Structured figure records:
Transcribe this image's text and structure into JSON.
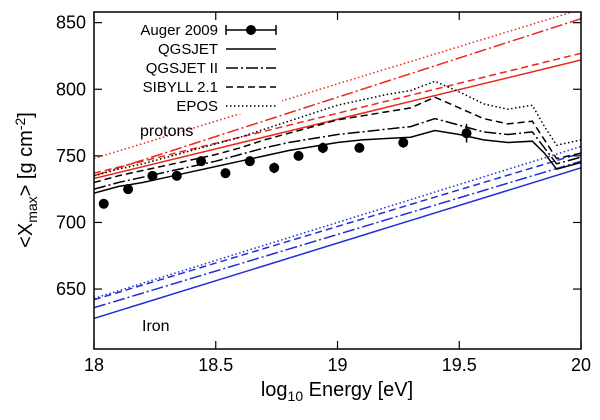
{
  "chart_data": {
    "type": "line",
    "xlabel_prefix": "log",
    "xlabel_sub": "10",
    "xlabel_suffix": " Energy [eV]",
    "ylabel_a": "<X",
    "ylabel_sub": "max",
    "ylabel_b": "> [g cm",
    "ylabel_sup": "-2",
    "ylabel_c": "]",
    "xlim": [
      18,
      20
    ],
    "ylim": [
      605,
      858
    ],
    "x_ticks": [
      18,
      18.5,
      19,
      19.5,
      20
    ],
    "x_tick_labels": [
      "18",
      "18.5",
      "19",
      "19.5",
      "20"
    ],
    "y_ticks": [
      650,
      700,
      750,
      800,
      850
    ],
    "y_tick_labels": [
      "650",
      "700",
      "750",
      "800",
      "850"
    ],
    "grid": false,
    "legend_position": "top-left",
    "legend": [
      {
        "label": "Auger 2009",
        "style": "points-errorbars"
      },
      {
        "label": "QGSJET",
        "style": "solid"
      },
      {
        "label": "QGSJET II",
        "style": "dashdot"
      },
      {
        "label": "SIBYLL 2.1",
        "style": "dashed"
      },
      {
        "label": "EPOS",
        "style": "dotted"
      }
    ],
    "annotations": {
      "protons": "protons",
      "iron": "Iron"
    },
    "colors": {
      "data": "#000000",
      "proton": "#e8281c",
      "iron": "#1c2fd8",
      "frame": "#000000"
    },
    "auger_2009": {
      "x": [
        18.04,
        18.14,
        18.24,
        18.34,
        18.44,
        18.54,
        18.64,
        18.74,
        18.84,
        18.94,
        19.09,
        19.27,
        19.53
      ],
      "y": [
        714,
        725,
        735,
        735,
        746,
        737,
        746,
        741,
        750,
        756,
        756,
        760,
        767
      ],
      "yerr": [
        2,
        2,
        2,
        2,
        2,
        2,
        3,
        4,
        3,
        4,
        3,
        4,
        7
      ]
    },
    "series": [
      {
        "name": "QGSJET",
        "group": "proton",
        "style": "solid",
        "x": [
          18,
          20
        ],
        "y": [
          733,
          822
        ]
      },
      {
        "name": "QGSJET II",
        "group": "proton",
        "style": "dashdot",
        "x": [
          18,
          20
        ],
        "y": [
          735,
          853
        ]
      },
      {
        "name": "SIBYLL 2.1",
        "group": "proton",
        "style": "dashed",
        "x": [
          18,
          20
        ],
        "y": [
          737,
          827
        ]
      },
      {
        "name": "EPOS",
        "group": "proton",
        "style": "dotted",
        "x": [
          18,
          20
        ],
        "y": [
          748,
          860
        ]
      },
      {
        "name": "QGSJET",
        "group": "iron",
        "style": "solid",
        "x": [
          18,
          20
        ],
        "y": [
          628,
          741
        ]
      },
      {
        "name": "QGSJET II",
        "group": "iron",
        "style": "dashdot",
        "x": [
          18,
          20
        ],
        "y": [
          636,
          746
        ]
      },
      {
        "name": "SIBYLL 2.1",
        "group": "iron",
        "style": "dashed",
        "x": [
          18,
          20
        ],
        "y": [
          642,
          752
        ]
      },
      {
        "name": "EPOS",
        "group": "iron",
        "style": "dotted",
        "x": [
          18,
          20
        ],
        "y": [
          643,
          757
        ]
      },
      {
        "name": "QGSJET",
        "group": "mixed",
        "style": "solid",
        "x": [
          18,
          18.1,
          18.2,
          18.3,
          18.4,
          18.5,
          18.6,
          18.7,
          18.8,
          18.9,
          19,
          19.1,
          19.2,
          19.3,
          19.4,
          19.5,
          19.6,
          19.7,
          19.8,
          19.85,
          19.9,
          20
        ],
        "y": [
          722,
          727,
          730,
          734,
          738,
          742,
          746,
          750,
          754,
          757,
          760,
          762,
          763,
          764,
          769,
          766,
          762,
          760,
          761,
          752,
          740,
          745
        ]
      },
      {
        "name": "QGSJET II",
        "group": "mixed",
        "style": "dashdot",
        "x": [
          18,
          18.1,
          18.2,
          18.3,
          18.4,
          18.5,
          18.6,
          18.7,
          18.8,
          18.9,
          19,
          19.1,
          19.2,
          19.3,
          19.4,
          19.5,
          19.6,
          19.7,
          19.8,
          19.85,
          19.9,
          20
        ],
        "y": [
          725,
          730,
          734,
          738,
          742,
          746,
          751,
          756,
          760,
          763,
          766,
          768,
          770,
          772,
          778,
          773,
          768,
          766,
          768,
          756,
          744,
          749
        ]
      },
      {
        "name": "SIBYLL 2.1",
        "group": "mixed",
        "style": "dashed",
        "x": [
          18,
          18.1,
          18.2,
          18.3,
          18.4,
          18.5,
          18.6,
          18.7,
          18.8,
          18.9,
          19,
          19.1,
          19.2,
          19.3,
          19.4,
          19.5,
          19.6,
          19.7,
          19.8,
          19.85,
          19.9,
          20
        ],
        "y": [
          730,
          735,
          739,
          743,
          747,
          751,
          756,
          762,
          767,
          772,
          777,
          780,
          783,
          786,
          794,
          786,
          778,
          774,
          776,
          762,
          748,
          752
        ]
      },
      {
        "name": "EPOS",
        "group": "mixed",
        "style": "dotted",
        "x": [
          18,
          18.1,
          18.2,
          18.3,
          18.4,
          18.5,
          18.6,
          18.7,
          18.8,
          18.9,
          19,
          19.1,
          19.2,
          19.3,
          19.4,
          19.5,
          19.6,
          19.7,
          19.8,
          19.85,
          19.9,
          20
        ],
        "y": [
          735,
          740,
          744,
          749,
          754,
          759,
          764,
          770,
          776,
          782,
          788,
          792,
          796,
          799,
          806,
          798,
          789,
          785,
          788,
          772,
          758,
          762
        ]
      }
    ]
  }
}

### Task directions
All preceding records should be duplicated verbatim, images excepted.

### The reply
Transcribe this image's text and structure into JSON.
{
  "chart_data": {
    "type": "line",
    "xlabel_prefix": "log",
    "xlabel_sub": "10",
    "xlabel_suffix": " Energy [eV]",
    "ylabel_a": "<X",
    "ylabel_sub": "max",
    "ylabel_b": "> [g cm",
    "ylabel_sup": "-2",
    "ylabel_c": "]",
    "xlim": [
      18,
      20
    ],
    "ylim": [
      605,
      858
    ],
    "x_ticks": [
      18,
      18.5,
      19,
      19.5,
      20
    ],
    "x_tick_labels": [
      "18",
      "18.5",
      "19",
      "19.5",
      "20"
    ],
    "y_ticks": [
      650,
      700,
      750,
      800,
      850
    ],
    "y_tick_labels": [
      "650",
      "700",
      "750",
      "800",
      "850"
    ],
    "grid": false,
    "legend_position": "top-left",
    "legend": [
      {
        "label": "Auger 2009",
        "style": "points-errorbars"
      },
      {
        "label": "QGSJET",
        "style": "solid"
      },
      {
        "label": "QGSJET II",
        "style": "dashdot"
      },
      {
        "label": "SIBYLL 2.1",
        "style": "dashed"
      },
      {
        "label": "EPOS",
        "style": "dotted"
      }
    ],
    "annotations": {
      "protons": "protons",
      "iron": "Iron"
    },
    "colors": {
      "data": "#000000",
      "proton": "#e8281c",
      "iron": "#1c2fd8",
      "frame": "#000000"
    },
    "auger_2009": {
      "x": [
        18.04,
        18.14,
        18.24,
        18.34,
        18.44,
        18.54,
        18.64,
        18.74,
        18.84,
        18.94,
        19.09,
        19.27,
        19.53
      ],
      "y": [
        714,
        725,
        735,
        735,
        746,
        737,
        746,
        741,
        750,
        756,
        756,
        760,
        767
      ],
      "yerr": [
        2,
        2,
        2,
        2,
        2,
        2,
        3,
        4,
        3,
        4,
        3,
        4,
        7
      ]
    },
    "series": [
      {
        "name": "QGSJET",
        "group": "proton",
        "style": "solid",
        "x": [
          18,
          20
        ],
        "y": [
          733,
          822
        ]
      },
      {
        "name": "QGSJET II",
        "group": "proton",
        "style": "dashdot",
        "x": [
          18,
          20
        ],
        "y": [
          735,
          853
        ]
      },
      {
        "name": "SIBYLL 2.1",
        "group": "proton",
        "style": "dashed",
        "x": [
          18,
          20
        ],
        "y": [
          737,
          827
        ]
      },
      {
        "name": "EPOS",
        "group": "proton",
        "style": "dotted",
        "x": [
          18,
          20
        ],
        "y": [
          748,
          860
        ]
      },
      {
        "name": "QGSJET",
        "group": "iron",
        "style": "solid",
        "x": [
          18,
          20
        ],
        "y": [
          628,
          741
        ]
      },
      {
        "name": "QGSJET II",
        "group": "iron",
        "style": "dashdot",
        "x": [
          18,
          20
        ],
        "y": [
          636,
          746
        ]
      },
      {
        "name": "SIBYLL 2.1",
        "group": "iron",
        "style": "dashed",
        "x": [
          18,
          20
        ],
        "y": [
          642,
          752
        ]
      },
      {
        "name": "EPOS",
        "group": "iron",
        "style": "dotted",
        "x": [
          18,
          20
        ],
        "y": [
          643,
          757
        ]
      },
      {
        "name": "QGSJET",
        "group": "mixed",
        "style": "solid",
        "x": [
          18,
          18.1,
          18.2,
          18.3,
          18.4,
          18.5,
          18.6,
          18.7,
          18.8,
          18.9,
          19,
          19.1,
          19.2,
          19.3,
          19.4,
          19.5,
          19.6,
          19.7,
          19.8,
          19.85,
          19.9,
          20
        ],
        "y": [
          722,
          727,
          730,
          734,
          738,
          742,
          746,
          750,
          754,
          757,
          760,
          762,
          763,
          764,
          769,
          766,
          762,
          760,
          761,
          752,
          740,
          745
        ]
      },
      {
        "name": "QGSJET II",
        "group": "mixed",
        "style": "dashdot",
        "x": [
          18,
          18.1,
          18.2,
          18.3,
          18.4,
          18.5,
          18.6,
          18.7,
          18.8,
          18.9,
          19,
          19.1,
          19.2,
          19.3,
          19.4,
          19.5,
          19.6,
          19.7,
          19.8,
          19.85,
          19.9,
          20
        ],
        "y": [
          725,
          730,
          734,
          738,
          742,
          746,
          751,
          756,
          760,
          763,
          766,
          768,
          770,
          772,
          778,
          773,
          768,
          766,
          768,
          756,
          744,
          749
        ]
      },
      {
        "name": "SIBYLL 2.1",
        "group": "mixed",
        "style": "dashed",
        "x": [
          18,
          18.1,
          18.2,
          18.3,
          18.4,
          18.5,
          18.6,
          18.7,
          18.8,
          18.9,
          19,
          19.1,
          19.2,
          19.3,
          19.4,
          19.5,
          19.6,
          19.7,
          19.8,
          19.85,
          19.9,
          20
        ],
        "y": [
          730,
          735,
          739,
          743,
          747,
          751,
          756,
          762,
          767,
          772,
          777,
          780,
          783,
          786,
          794,
          786,
          778,
          774,
          776,
          762,
          748,
          752
        ]
      },
      {
        "name": "EPOS",
        "group": "mixed",
        "style": "dotted",
        "x": [
          18,
          18.1,
          18.2,
          18.3,
          18.4,
          18.5,
          18.6,
          18.7,
          18.8,
          18.9,
          19,
          19.1,
          19.2,
          19.3,
          19.4,
          19.5,
          19.6,
          19.7,
          19.8,
          19.85,
          19.9,
          20
        ],
        "y": [
          735,
          740,
          744,
          749,
          754,
          759,
          764,
          770,
          776,
          782,
          788,
          792,
          796,
          799,
          806,
          798,
          789,
          785,
          788,
          772,
          758,
          762
        ]
      }
    ]
  }
}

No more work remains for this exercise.